Information shown:
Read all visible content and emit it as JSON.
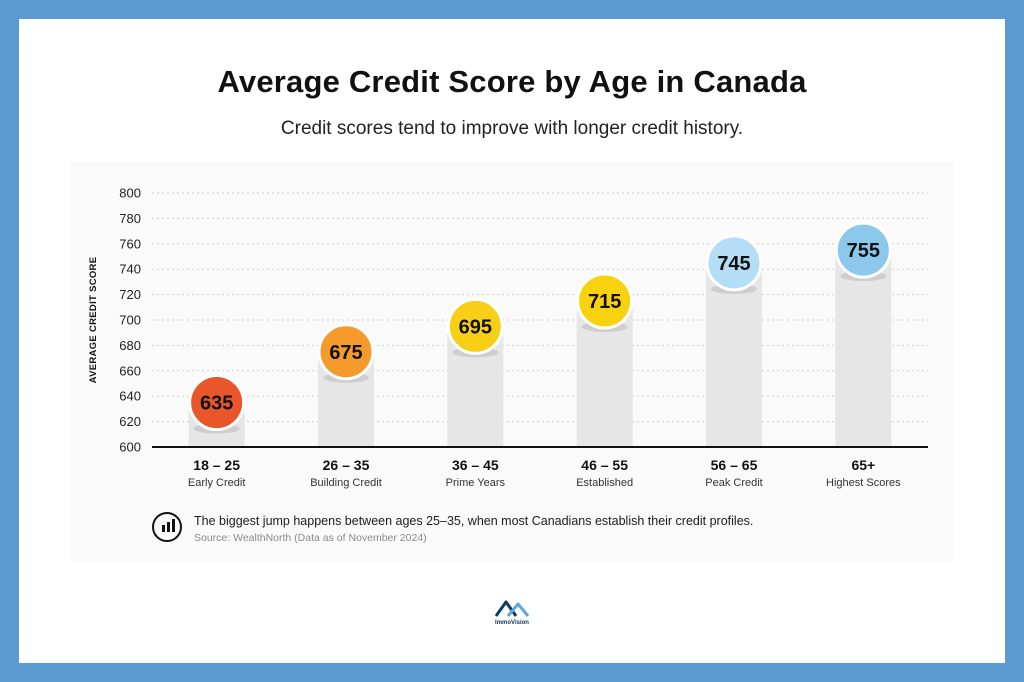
{
  "header": {
    "title": "Average Credit Score by Age in Canada",
    "subtitle": "Credit scores tend to improve with longer credit history."
  },
  "chart_data": {
    "type": "bar",
    "ylabel": "AVERAGE CREDIT SCORE",
    "ylim": [
      600,
      800
    ],
    "yticks": [
      600,
      620,
      640,
      660,
      680,
      700,
      720,
      740,
      760,
      780,
      800
    ],
    "grid": true,
    "categories": [
      "18 – 25",
      "26 – 35",
      "36 – 45",
      "46 – 55",
      "56 – 65",
      "65+"
    ],
    "sublabels": [
      "Early Credit",
      "Building Credit",
      "Prime Years",
      "Established",
      "Peak Credit",
      "Highest Scores"
    ],
    "values": [
      635,
      675,
      695,
      715,
      745,
      755
    ],
    "colors": [
      "#e8562a",
      "#f59a2c",
      "#f7cf16",
      "#f9d20f",
      "#b4def6",
      "#8cc8ec"
    ],
    "bar_color": "#e6e6e6"
  },
  "note": {
    "icon": "bar-chart-icon",
    "text": "The biggest jump happens between ages 25–35, when most Canadians establish their credit profiles.",
    "source": "Source: WealthNorth (Data as of November 2024)"
  },
  "brand": {
    "logo_text": "ImmoVision",
    "logo_colors": [
      "#5ba7dc",
      "#0e3a63"
    ]
  }
}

Aim: Return each line of the data, keeping its wording exact and omitting pictures.

Task response:
Read all visible content and emit it as JSON.
{
  "header": {
    "title": "Average Credit Score by Age in Canada",
    "subtitle": "Credit scores tend to improve with longer credit history."
  },
  "chart_data": {
    "type": "bar",
    "ylabel": "AVERAGE CREDIT SCORE",
    "ylim": [
      600,
      800
    ],
    "yticks": [
      600,
      620,
      640,
      660,
      680,
      700,
      720,
      740,
      760,
      780,
      800
    ],
    "grid": true,
    "categories": [
      "18 – 25",
      "26 – 35",
      "36 – 45",
      "46 – 55",
      "56 – 65",
      "65+"
    ],
    "sublabels": [
      "Early Credit",
      "Building Credit",
      "Prime Years",
      "Established",
      "Peak Credit",
      "Highest Scores"
    ],
    "values": [
      635,
      675,
      695,
      715,
      745,
      755
    ],
    "colors": [
      "#e8562a",
      "#f59a2c",
      "#f7cf16",
      "#f9d20f",
      "#b4def6",
      "#8cc8ec"
    ],
    "bar_color": "#e6e6e6"
  },
  "note": {
    "icon": "bar-chart-icon",
    "text": "The biggest jump happens between ages 25–35, when most Canadians establish their credit profiles.",
    "source": "Source: WealthNorth (Data as of November 2024)"
  },
  "brand": {
    "logo_text": "ImmoVision",
    "logo_colors": [
      "#5ba7dc",
      "#0e3a63"
    ]
  }
}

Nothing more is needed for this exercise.